** Begin Recorded information **

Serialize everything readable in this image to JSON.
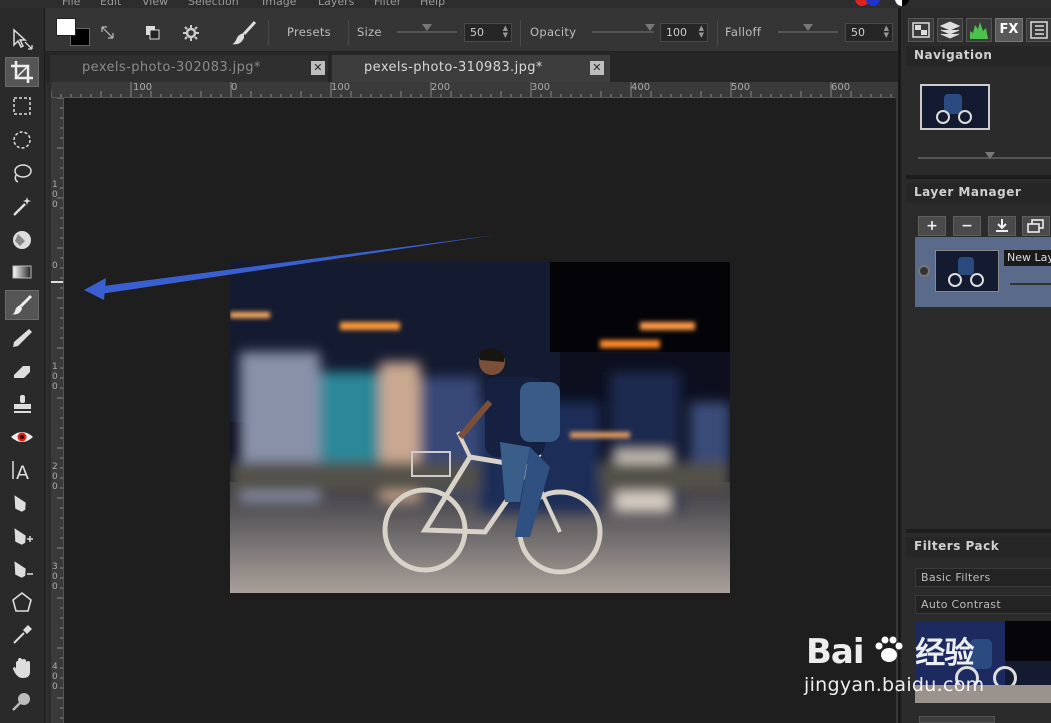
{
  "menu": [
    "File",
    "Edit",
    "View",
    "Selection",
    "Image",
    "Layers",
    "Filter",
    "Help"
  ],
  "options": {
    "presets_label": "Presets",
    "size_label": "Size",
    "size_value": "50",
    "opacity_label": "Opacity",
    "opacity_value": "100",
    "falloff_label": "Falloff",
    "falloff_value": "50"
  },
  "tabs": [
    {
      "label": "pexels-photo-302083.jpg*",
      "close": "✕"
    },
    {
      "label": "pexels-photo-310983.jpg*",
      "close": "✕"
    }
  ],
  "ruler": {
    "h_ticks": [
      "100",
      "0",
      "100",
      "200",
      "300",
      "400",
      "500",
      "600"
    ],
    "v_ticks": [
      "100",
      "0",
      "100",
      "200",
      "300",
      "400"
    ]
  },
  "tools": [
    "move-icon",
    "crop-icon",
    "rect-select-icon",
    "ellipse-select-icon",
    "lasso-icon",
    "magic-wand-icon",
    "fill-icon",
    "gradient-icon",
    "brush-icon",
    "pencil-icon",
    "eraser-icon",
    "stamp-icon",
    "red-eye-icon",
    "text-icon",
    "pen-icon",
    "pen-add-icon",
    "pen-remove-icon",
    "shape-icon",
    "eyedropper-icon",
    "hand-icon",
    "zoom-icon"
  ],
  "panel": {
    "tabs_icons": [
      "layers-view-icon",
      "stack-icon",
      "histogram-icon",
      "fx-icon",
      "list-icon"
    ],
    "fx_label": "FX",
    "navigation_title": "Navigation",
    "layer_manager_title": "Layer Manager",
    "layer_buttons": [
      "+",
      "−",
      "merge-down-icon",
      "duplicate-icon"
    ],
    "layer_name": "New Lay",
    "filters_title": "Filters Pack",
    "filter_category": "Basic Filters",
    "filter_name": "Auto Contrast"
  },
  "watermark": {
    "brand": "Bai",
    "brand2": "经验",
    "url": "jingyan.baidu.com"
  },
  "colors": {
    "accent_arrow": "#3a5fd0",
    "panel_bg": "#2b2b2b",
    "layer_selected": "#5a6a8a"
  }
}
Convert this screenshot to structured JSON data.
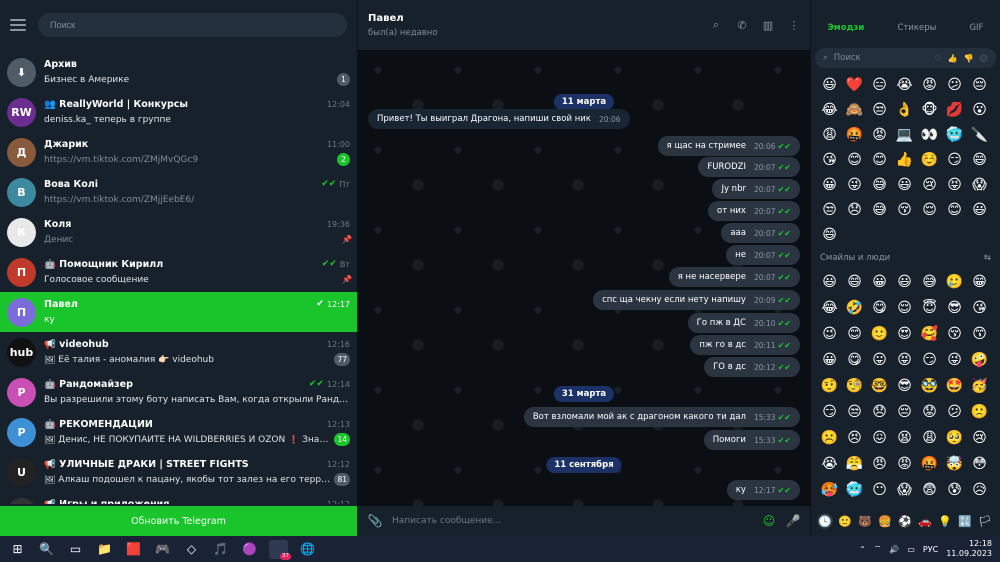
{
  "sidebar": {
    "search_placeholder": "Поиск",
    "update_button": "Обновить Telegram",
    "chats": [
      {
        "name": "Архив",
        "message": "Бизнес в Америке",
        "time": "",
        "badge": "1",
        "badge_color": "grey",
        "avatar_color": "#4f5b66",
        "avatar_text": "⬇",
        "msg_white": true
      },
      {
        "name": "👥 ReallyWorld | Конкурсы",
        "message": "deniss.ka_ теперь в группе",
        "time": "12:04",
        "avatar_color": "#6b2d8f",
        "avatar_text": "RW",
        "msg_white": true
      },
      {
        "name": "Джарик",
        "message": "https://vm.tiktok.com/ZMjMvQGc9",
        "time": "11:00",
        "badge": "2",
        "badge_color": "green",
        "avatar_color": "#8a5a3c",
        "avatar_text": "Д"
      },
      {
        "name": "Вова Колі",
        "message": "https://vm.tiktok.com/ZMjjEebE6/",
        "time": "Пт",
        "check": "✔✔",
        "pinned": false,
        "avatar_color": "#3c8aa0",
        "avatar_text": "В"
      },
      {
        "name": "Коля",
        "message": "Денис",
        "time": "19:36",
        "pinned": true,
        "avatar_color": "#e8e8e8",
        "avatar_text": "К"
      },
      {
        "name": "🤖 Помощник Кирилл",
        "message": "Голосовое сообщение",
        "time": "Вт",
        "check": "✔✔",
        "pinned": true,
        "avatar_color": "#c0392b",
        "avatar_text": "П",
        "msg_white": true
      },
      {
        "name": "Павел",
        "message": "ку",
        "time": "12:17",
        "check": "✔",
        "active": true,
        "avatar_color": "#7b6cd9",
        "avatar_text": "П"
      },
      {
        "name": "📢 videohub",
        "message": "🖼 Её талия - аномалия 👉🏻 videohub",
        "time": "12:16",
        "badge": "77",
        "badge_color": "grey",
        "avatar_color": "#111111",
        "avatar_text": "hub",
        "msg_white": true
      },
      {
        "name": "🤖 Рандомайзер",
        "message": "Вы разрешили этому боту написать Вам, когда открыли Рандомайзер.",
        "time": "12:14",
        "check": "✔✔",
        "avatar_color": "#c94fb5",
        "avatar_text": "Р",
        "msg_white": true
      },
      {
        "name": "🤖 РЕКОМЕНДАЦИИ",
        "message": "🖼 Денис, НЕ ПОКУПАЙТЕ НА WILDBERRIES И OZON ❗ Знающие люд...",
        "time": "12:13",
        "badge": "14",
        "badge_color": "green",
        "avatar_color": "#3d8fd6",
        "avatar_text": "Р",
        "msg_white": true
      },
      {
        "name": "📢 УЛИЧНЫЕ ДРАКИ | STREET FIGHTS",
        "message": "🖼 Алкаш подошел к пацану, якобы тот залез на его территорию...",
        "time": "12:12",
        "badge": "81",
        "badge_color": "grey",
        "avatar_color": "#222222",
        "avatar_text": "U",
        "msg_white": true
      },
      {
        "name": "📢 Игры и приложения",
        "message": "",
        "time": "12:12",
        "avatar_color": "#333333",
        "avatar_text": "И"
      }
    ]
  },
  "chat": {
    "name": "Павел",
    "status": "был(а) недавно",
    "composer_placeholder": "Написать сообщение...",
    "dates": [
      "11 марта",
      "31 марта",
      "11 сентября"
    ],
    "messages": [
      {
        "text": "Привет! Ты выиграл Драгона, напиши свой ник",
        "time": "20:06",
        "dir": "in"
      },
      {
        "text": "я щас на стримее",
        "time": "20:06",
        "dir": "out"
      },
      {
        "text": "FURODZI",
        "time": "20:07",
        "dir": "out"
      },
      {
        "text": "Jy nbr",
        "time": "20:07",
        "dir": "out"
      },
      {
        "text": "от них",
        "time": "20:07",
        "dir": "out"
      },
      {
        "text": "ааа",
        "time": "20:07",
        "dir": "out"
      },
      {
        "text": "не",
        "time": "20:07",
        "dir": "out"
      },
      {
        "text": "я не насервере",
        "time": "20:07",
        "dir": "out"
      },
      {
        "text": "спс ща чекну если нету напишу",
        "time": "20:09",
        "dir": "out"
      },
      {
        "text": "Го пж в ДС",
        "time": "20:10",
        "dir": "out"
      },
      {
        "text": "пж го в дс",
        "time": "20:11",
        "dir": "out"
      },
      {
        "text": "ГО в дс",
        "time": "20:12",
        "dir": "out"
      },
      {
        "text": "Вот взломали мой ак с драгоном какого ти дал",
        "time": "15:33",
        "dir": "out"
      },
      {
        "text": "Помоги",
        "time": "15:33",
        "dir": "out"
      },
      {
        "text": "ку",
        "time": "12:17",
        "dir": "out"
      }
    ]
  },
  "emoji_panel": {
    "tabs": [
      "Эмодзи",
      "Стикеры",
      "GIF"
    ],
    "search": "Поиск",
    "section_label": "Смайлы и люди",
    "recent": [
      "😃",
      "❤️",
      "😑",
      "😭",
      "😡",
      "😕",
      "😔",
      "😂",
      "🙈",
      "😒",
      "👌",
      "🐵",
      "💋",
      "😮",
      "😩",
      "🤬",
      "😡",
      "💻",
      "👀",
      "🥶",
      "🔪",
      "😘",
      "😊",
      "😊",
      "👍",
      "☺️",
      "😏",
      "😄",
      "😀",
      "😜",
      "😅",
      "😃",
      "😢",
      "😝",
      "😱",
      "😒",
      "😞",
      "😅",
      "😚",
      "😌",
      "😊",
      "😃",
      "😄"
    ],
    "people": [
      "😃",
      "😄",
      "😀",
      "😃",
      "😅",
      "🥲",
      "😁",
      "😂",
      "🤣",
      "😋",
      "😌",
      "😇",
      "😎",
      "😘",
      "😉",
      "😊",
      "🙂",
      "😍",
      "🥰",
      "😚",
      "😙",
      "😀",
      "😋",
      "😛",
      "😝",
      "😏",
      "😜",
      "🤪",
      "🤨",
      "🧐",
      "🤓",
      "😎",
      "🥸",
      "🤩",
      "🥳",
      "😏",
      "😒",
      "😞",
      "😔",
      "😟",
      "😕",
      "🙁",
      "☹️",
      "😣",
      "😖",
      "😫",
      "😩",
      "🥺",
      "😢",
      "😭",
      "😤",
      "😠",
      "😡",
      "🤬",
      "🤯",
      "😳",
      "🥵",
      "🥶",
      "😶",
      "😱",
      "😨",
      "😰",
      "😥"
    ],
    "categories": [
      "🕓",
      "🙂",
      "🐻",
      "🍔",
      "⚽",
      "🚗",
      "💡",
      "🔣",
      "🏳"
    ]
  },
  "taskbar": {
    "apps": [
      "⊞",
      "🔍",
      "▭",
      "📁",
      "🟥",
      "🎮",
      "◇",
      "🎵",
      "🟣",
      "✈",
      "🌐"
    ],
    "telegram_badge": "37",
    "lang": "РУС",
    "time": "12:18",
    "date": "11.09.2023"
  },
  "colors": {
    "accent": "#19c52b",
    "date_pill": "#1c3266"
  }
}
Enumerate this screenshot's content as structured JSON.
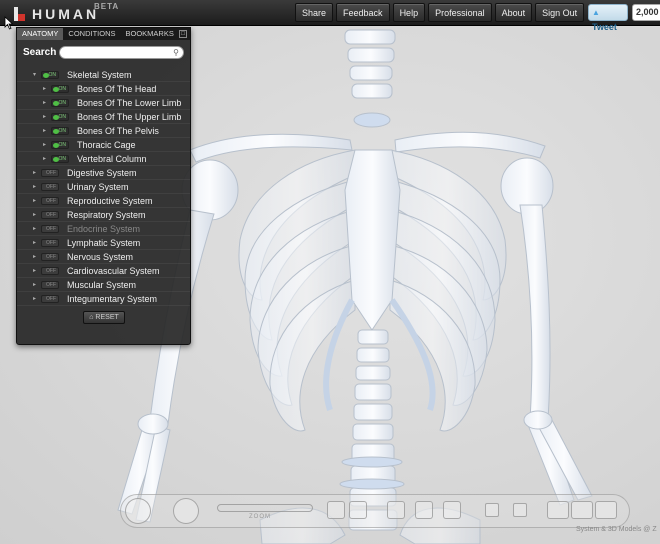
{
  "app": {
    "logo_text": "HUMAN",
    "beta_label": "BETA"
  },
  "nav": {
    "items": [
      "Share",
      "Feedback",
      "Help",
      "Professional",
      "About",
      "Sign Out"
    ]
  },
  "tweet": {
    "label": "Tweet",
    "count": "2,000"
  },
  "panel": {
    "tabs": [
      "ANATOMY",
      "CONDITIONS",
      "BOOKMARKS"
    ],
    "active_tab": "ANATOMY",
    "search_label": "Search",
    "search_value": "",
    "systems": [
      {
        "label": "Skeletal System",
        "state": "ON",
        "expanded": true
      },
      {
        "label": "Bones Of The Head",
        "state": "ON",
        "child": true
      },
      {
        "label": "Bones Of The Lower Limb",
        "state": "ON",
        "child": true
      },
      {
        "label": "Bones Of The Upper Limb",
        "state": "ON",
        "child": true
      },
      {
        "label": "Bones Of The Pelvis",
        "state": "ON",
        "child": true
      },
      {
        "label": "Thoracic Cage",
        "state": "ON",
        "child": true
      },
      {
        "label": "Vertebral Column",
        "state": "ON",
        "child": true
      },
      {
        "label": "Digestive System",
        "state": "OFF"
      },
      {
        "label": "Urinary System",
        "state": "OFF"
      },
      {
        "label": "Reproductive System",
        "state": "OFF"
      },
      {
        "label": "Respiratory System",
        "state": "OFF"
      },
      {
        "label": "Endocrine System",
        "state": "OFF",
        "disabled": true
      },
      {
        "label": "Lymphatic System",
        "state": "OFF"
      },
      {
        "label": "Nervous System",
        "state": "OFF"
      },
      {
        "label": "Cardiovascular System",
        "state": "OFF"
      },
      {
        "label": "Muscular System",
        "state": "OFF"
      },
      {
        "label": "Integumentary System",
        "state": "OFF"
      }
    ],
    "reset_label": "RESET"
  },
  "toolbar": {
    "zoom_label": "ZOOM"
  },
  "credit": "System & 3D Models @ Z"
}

** End Recorded information **

#### [Exercise goal]
Only lines holding the string "this" are wanted; gather each one from the entries above.

#### [Finished exercise]
Serialize everything readable in this image to JSON.
Convert this screenshot to structured JSON data.
Enumerate this screenshot's content as structured JSON.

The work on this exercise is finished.